§ **Records for processing**:
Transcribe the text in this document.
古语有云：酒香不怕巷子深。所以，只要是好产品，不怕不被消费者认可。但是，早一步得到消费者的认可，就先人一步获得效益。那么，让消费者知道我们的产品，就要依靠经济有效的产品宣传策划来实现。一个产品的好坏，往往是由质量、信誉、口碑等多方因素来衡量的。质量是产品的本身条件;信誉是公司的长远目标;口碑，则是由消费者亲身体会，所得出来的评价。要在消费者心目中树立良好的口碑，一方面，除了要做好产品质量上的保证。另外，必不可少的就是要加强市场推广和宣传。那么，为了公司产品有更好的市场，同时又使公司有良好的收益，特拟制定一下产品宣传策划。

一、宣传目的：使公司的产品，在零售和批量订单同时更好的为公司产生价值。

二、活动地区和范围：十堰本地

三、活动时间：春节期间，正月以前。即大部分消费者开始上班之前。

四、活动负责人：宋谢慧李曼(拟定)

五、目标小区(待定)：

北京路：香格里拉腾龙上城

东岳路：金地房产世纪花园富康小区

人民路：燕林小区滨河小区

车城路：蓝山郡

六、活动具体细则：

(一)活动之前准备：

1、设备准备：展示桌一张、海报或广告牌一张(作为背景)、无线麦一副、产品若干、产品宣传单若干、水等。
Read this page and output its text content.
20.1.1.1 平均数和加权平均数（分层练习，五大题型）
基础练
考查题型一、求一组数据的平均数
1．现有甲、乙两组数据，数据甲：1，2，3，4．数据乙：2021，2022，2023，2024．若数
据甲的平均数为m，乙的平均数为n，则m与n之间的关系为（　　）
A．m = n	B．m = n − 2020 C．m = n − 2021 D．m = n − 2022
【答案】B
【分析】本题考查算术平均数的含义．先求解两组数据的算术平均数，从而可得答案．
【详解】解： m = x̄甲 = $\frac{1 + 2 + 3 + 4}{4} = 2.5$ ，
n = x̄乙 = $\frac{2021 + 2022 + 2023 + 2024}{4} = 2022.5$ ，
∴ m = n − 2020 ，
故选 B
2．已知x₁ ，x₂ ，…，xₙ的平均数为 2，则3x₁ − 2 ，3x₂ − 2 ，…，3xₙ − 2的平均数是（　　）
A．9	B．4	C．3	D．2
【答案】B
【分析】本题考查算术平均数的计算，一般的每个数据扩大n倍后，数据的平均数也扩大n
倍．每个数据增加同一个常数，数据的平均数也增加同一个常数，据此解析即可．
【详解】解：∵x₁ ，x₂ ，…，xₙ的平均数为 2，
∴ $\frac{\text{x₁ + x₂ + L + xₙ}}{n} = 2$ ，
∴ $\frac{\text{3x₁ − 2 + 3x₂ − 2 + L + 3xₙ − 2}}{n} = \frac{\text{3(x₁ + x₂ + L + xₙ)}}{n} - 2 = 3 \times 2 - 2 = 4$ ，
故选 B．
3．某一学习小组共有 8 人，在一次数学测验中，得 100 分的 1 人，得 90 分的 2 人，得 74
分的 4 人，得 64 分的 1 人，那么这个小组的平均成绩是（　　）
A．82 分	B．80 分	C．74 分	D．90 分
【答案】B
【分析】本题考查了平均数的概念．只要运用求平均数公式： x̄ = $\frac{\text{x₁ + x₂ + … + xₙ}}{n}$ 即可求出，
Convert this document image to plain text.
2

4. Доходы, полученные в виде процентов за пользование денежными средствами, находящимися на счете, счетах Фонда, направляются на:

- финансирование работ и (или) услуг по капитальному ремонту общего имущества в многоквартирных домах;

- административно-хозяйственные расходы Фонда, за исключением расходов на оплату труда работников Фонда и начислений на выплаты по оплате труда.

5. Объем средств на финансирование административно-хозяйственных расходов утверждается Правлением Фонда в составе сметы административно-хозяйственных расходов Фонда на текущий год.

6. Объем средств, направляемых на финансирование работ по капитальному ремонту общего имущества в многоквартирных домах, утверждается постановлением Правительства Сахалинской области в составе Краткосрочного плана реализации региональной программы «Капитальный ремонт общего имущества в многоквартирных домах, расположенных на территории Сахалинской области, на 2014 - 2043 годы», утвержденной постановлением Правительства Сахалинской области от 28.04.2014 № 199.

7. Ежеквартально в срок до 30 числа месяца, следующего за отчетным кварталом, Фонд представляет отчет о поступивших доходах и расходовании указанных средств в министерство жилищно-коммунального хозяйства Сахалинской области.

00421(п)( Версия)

§ **Task goal**:
Scan the material above for the string "административно" and report each line where you find it.

§ **Solution**:
- административно-хозяйственные расходы Фонда, за исключением расходов на оплату труда работников Фонда и начислений на выплаты по оплате труда.
5. Объем средств на финансирование административно-хозяйственных расходов утверждается Правлением Фонда в составе сметы административно-хозяйственных расходов Фонда на текущий год.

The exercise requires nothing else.